Source extract section start
Risk factors, activity monitoring and quality of life assessment in cats with early degenerative joint disease

  • Evangelia Maniaki

Student thesis: Master's ThesisMaster of Science (MSc)


Degenerative joint disease (DJD) is one of the most common causes of chronic pain in cats. Two studies were designed to identify risk factors for DJD in 6-year-old cats by examining prospective data from a longitudinal cohort study, and compare the activity profiles and quality of life of cats with (cases) and without (controls) early owner-reported signs of impaired mobility using orthopaedic examination, accelerometry and owner-completed questionnaires (Feline Musculoskeletal Pain Index (FMPI), VetMetrica). 
Binomial logistic regression using backwards elimination identified four risk factors for increased owner-reported mobility impairment score in 6-year-old cats: entire neuter status at six months of age (OR=1.97, 95%CI 1.26–3.07), sustained trauma before six years of age (OR=1.85, 95%CI 1.3–2.6), outdoor access at six years of age (OR=1.67, 95%CI 0.96–2.9), and overweight/obese status at six years of age (OR=1.62, 95%CI 1.13–2.33). Case cats scored significantly lower than control cats for the FMPI (p=0.003) and the VetMetrica domain of comfort (p=0.002), but not vitality (p=0.009) or emotional wellbeing (p=0.018). Total pain (p<0.0001), crepitus (p=0.002) and thickening (p=0.003) scores were higher in case cats. Accelerometry differentiated cases from controls with a 90.9% accuracy.
Source extract section end
Extracted material section start
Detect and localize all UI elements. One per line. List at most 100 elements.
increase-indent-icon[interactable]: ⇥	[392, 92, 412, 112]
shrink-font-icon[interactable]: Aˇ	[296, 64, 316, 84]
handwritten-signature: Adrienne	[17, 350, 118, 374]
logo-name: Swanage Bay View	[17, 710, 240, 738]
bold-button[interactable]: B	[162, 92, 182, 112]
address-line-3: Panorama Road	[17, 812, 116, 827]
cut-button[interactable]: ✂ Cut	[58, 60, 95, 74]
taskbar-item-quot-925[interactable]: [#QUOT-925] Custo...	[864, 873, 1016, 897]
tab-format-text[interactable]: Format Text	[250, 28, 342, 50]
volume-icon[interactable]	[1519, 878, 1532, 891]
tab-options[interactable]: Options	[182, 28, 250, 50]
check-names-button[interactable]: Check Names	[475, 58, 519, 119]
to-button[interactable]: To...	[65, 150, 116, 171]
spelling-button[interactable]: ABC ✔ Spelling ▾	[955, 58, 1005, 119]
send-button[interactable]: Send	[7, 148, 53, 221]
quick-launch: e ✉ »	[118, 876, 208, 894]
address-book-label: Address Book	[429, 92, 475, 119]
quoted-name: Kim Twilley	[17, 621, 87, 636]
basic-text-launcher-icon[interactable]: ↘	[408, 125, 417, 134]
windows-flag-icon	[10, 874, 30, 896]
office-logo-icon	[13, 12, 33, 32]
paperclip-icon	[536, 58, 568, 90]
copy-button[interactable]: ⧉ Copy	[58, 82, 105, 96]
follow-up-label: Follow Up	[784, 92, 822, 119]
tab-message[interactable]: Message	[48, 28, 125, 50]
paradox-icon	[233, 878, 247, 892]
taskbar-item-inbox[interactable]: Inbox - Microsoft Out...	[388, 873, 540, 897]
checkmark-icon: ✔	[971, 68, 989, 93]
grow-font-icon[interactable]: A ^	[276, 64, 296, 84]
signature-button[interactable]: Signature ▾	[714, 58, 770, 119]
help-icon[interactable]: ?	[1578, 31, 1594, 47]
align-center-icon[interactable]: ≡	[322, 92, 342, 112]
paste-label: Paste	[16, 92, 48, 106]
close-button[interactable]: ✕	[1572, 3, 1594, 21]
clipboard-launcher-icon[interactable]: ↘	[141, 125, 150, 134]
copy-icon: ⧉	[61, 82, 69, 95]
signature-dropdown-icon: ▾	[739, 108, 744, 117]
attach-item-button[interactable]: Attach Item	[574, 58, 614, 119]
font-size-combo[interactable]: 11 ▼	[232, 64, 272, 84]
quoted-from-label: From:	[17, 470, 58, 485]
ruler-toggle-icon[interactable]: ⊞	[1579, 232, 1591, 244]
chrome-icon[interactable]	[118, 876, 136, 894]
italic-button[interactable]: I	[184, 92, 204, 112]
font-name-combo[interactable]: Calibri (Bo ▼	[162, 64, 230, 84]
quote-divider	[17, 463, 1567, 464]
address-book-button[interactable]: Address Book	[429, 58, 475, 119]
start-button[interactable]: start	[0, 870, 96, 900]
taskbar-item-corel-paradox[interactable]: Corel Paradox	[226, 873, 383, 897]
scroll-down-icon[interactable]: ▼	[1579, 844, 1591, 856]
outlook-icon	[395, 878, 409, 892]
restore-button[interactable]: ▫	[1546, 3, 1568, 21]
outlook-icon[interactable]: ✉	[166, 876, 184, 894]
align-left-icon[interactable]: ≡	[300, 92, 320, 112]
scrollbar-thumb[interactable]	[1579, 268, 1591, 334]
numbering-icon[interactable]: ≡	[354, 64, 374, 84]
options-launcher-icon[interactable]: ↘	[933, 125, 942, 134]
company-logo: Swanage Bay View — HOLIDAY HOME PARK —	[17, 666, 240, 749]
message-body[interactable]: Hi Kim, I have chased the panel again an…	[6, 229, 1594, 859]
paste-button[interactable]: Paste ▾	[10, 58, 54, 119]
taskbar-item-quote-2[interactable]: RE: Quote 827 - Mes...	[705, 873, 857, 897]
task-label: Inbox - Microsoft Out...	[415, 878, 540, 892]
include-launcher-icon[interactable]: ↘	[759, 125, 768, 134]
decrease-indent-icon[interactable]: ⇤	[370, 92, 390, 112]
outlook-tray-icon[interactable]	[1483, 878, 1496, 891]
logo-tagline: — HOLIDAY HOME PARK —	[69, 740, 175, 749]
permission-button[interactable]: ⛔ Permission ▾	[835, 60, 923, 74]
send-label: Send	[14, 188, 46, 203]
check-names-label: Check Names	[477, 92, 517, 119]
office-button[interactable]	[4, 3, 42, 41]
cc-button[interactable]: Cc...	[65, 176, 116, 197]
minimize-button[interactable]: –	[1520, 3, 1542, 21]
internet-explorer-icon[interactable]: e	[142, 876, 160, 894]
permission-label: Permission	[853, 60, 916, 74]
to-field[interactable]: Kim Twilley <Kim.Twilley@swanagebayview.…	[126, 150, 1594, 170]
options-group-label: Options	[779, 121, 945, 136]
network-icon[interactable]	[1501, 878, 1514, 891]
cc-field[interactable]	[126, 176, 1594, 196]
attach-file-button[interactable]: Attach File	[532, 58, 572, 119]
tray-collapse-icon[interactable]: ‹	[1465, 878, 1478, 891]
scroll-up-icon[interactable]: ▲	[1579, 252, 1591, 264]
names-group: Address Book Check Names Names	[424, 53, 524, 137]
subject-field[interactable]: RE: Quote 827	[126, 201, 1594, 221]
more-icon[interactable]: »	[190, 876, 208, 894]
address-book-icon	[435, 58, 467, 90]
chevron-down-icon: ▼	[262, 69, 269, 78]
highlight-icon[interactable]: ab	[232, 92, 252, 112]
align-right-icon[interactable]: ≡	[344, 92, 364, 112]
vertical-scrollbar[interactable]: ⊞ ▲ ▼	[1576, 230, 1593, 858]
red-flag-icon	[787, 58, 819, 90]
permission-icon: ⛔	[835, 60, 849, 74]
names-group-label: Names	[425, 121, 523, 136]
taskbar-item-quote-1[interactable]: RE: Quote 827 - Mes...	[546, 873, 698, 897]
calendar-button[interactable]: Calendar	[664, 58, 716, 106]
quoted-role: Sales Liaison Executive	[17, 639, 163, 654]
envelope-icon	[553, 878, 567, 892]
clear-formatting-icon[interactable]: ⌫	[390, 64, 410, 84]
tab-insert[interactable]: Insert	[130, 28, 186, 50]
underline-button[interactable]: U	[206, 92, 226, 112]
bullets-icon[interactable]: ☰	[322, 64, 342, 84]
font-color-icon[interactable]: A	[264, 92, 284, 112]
Extracted material section end
Work to complete
Resume the abstract on degenerative joint disease in cats, writing on from its final sentence. The listing plays no part here.

Expected answer
Risk factor analysis demonstrated that obesity, outdoor access, and a history of trauma predispose cats to developing DJD, whereas neutering appears to decrease that risk. Changes in joint health as detected by orthopaedic examination and accelerometry reflected owner-reported mobility changes, differentiating cats with early DJD-related signs from healthy cats, whilst the VetMetrica comfort domain score indicated an impaired quality of life of cats with early DJD compared to healthy cats. Being able to recognise signs of mobility impairment earlier would allow interventions aimed at slowing DJD progression, thereby improving feline health and welfare. These findings have identified that orthopaedic examination, FMPI and accelerometry are effective in identifying early DJD-related mobility changes in cats.
Date of Award29 Sep 2020
Original languageEnglish
Awarding Institution
  • The University of Bristol
SupervisorEmily-Jayne Blackwell (Supervisor) & Sorrel J Langley-Hobbs (Supervisor)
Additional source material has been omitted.